__Exercise details__.
Reproduce every line of the listing as written, apart from the pictures.
─── Materials provided
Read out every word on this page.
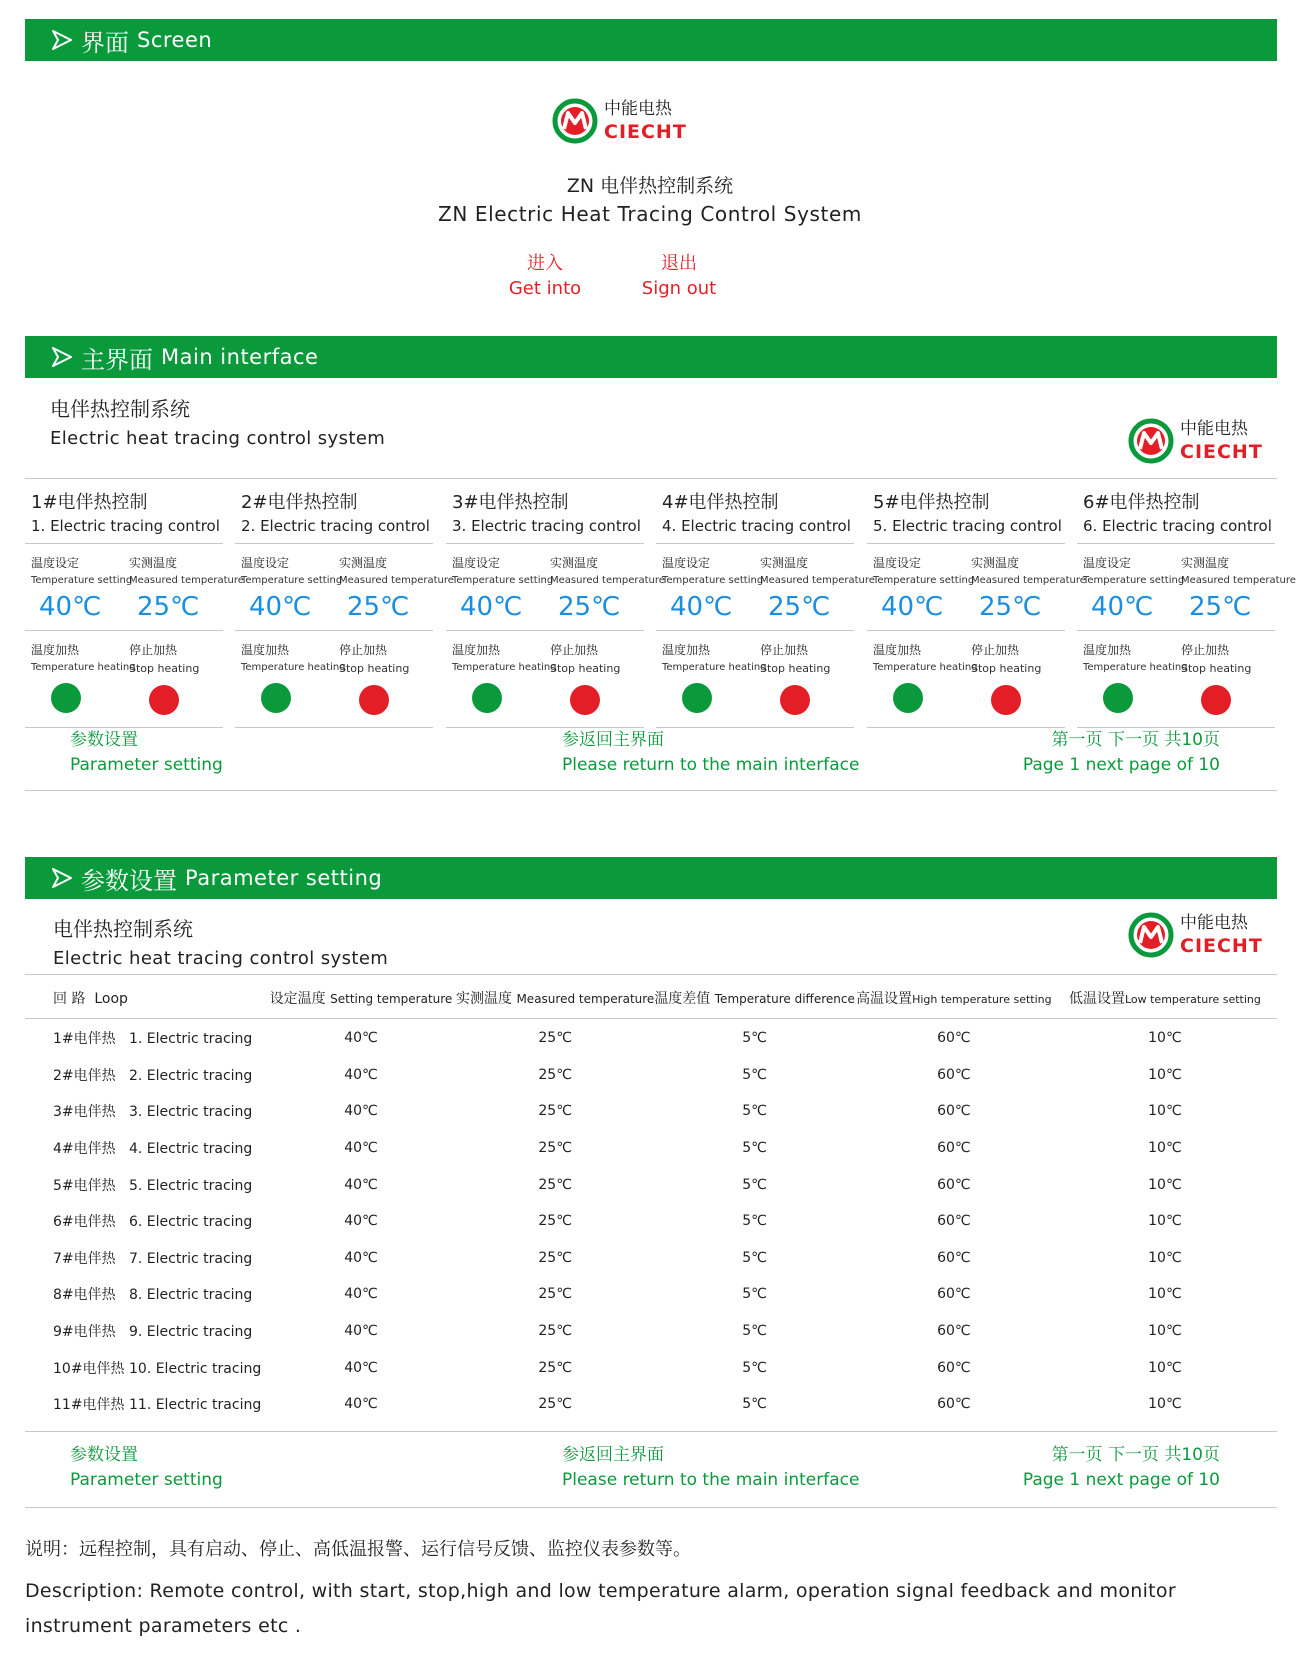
界面 Screen
中能电热
CIECHT
ZN 电伴热控制系统
ZN Electric Heat Tracing Control System
进入
Get into
退出
Sign out
主界面 Main interface
电伴热控制系统
Electric heat tracing control system	中能电热
CIECHT
1#电伴热控制
1. Electric tracing control
温度设定
Temperature setting
实测温度
Measured temperature
40℃	25℃
温度加热
Temperature heating
停止加热
Stop heating
2#电伴热控制
2. Electric tracing control
温度设定
Temperature setting
实测温度
Measured temperature
40℃	25℃
温度加热
Temperature heating
停止加热
Stop heating
3#电伴热控制
3. Electric tracing control
温度设定
Temperature setting
实测温度
Measured temperature
40℃	25℃
温度加热
Temperature heating
停止加热
Stop heating
4#电伴热控制
4. Electric tracing control
温度设定
Temperature setting
实测温度
Measured temperature
40℃	25℃
温度加热
Temperature heating
停止加热
Stop heating
5#电伴热控制
5. Electric tracing control
温度设定
Temperature setting
实测温度
Measured temperature
40℃	25℃
温度加热
Temperature heating
停止加热
Stop heating
6#电伴热控制
6. Electric tracing control
温度设定
Temperature setting
实测温度
Measured temperature
40℃	25℃
温度加热
Temperature heating
停止加热
Stop heating
参数设置
Parameter setting
参返回主界面
Please return to the main interface
第一页 下一页 共10页
Page 1 next page of 10
参数设置 Parameter setting
电伴热控制系统
Electric heat tracing control system
中能电热
CIECHT
回 路 Loop	设定温度 Setting temperature	实测温度 Measured temperature	温度差值 Temperature difference	高温设置High temperature setting	低温设置Low temperature setting
1#电伴热 1. Electric tracing	40℃	25℃	5℃	60℃	10℃
2#电伴热 2. Electric tracing	40℃	25℃	5℃	60℃	10℃
3#电伴热 3. Electric tracing	40℃	25℃	5℃	60℃	10℃
4#电伴热 4. Electric tracing	40℃	25℃	5℃	60℃	10℃
5#电伴热 5. Electric tracing	40℃	25℃	5℃	60℃	10℃
6#电伴热 6. Electric tracing	40℃	25℃	5℃	60℃	10℃
7#电伴热 7. Electric tracing	40℃	25℃	5℃	60℃	10℃
8#电伴热 8. Electric tracing	40℃	25℃	5℃	60℃	10℃
9#电伴热 9. Electric tracing	40℃	25℃	5℃	60℃	10℃
10#电伴热 10. Electric tracing	40℃	25℃	5℃	60℃	10℃
11#电伴热 11. Electric tracing	40℃	25℃	5℃	60℃	10℃
参数设置
Parameter setting
参返回主界面
Please return to the main interface
第一页 下一页 共10页
Page 1 next page of 10
说明：远程控制，具有启动、停止、高低温报警、运行信号反馈、监控仪表参数等。
Description: Remote control, with start, stop,high and low temperature alarm, operation signal feedback and monitor instrument parameters etc .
──────
__Full answer__.
Read out every word on this page.
界面 Screen
中能电热
CIECHT
ZN 电伴热控制系统
ZN Electric Heat Tracing Control System
进入
Get into
退出
Sign out
主界面 Main interface
电伴热控制系统
Electric heat tracing control system	中能电热
CIECHT
1#电伴热控制
1. Electric tracing control
温度设定
Temperature setting
实测温度
Measured temperature
40℃	25℃
温度加热
Temperature heating
停止加热
Stop heating
2#电伴热控制
2. Electric tracing control
温度设定
Temperature setting
实测温度
Measured temperature
40℃	25℃
温度加热
Temperature heating
停止加热
Stop heating
3#电伴热控制
3. Electric tracing control
温度设定
Temperature setting
实测温度
Measured temperature
40℃	25℃
温度加热
Temperature heating
停止加热
Stop heating
4#电伴热控制
4. Electric tracing control
温度设定
Temperature setting
实测温度
Measured temperature
40℃	25℃
温度加热
Temperature heating
停止加热
Stop heating
5#电伴热控制
5. Electric tracing control
温度设定
Temperature setting
实测温度
Measured temperature
40℃	25℃
温度加热
Temperature heating
停止加热
Stop heating
6#电伴热控制
6. Electric tracing control
温度设定
Temperature setting
实测温度
Measured temperature
40℃	25℃
温度加热
Temperature heating
停止加热
Stop heating
参数设置
Parameter setting
参返回主界面
Please return to the main interface
第一页 下一页 共10页
Page 1 next page of 10
参数设置 Parameter setting
电伴热控制系统
Electric heat tracing control system
中能电热
CIECHT
回 路 Loop	设定温度 Setting temperature	实测温度 Measured temperature	温度差值 Temperature difference	高温设置High temperature setting	低温设置Low temperature setting
1#电伴热 1. Electric tracing	40℃	25℃	5℃	60℃	10℃
2#电伴热 2. Electric tracing	40℃	25℃	5℃	60℃	10℃
3#电伴热 3. Electric tracing	40℃	25℃	5℃	60℃	10℃
4#电伴热 4. Electric tracing	40℃	25℃	5℃	60℃	10℃
5#电伴热 5. Electric tracing	40℃	25℃	5℃	60℃	10℃
6#电伴热 6. Electric tracing	40℃	25℃	5℃	60℃	10℃
7#电伴热 7. Electric tracing	40℃	25℃	5℃	60℃	10℃
8#电伴热 8. Electric tracing	40℃	25℃	5℃	60℃	10℃
9#电伴热 9. Electric tracing	40℃	25℃	5℃	60℃	10℃
10#电伴热 10. Electric tracing	40℃	25℃	5℃	60℃	10℃
11#电伴热 11. Electric tracing	40℃	25℃	5℃	60℃	10℃
参数设置
Parameter setting
参返回主界面
Please return to the main interface
第一页 下一页 共10页
Page 1 next page of 10
说明：远程控制，具有启动、停止、高低温报警、运行信号反馈、监控仪表参数等。
Description: Remote control, with start, stop,high and low temperature alarm, operation signal feedback and monitor instrument parameters etc .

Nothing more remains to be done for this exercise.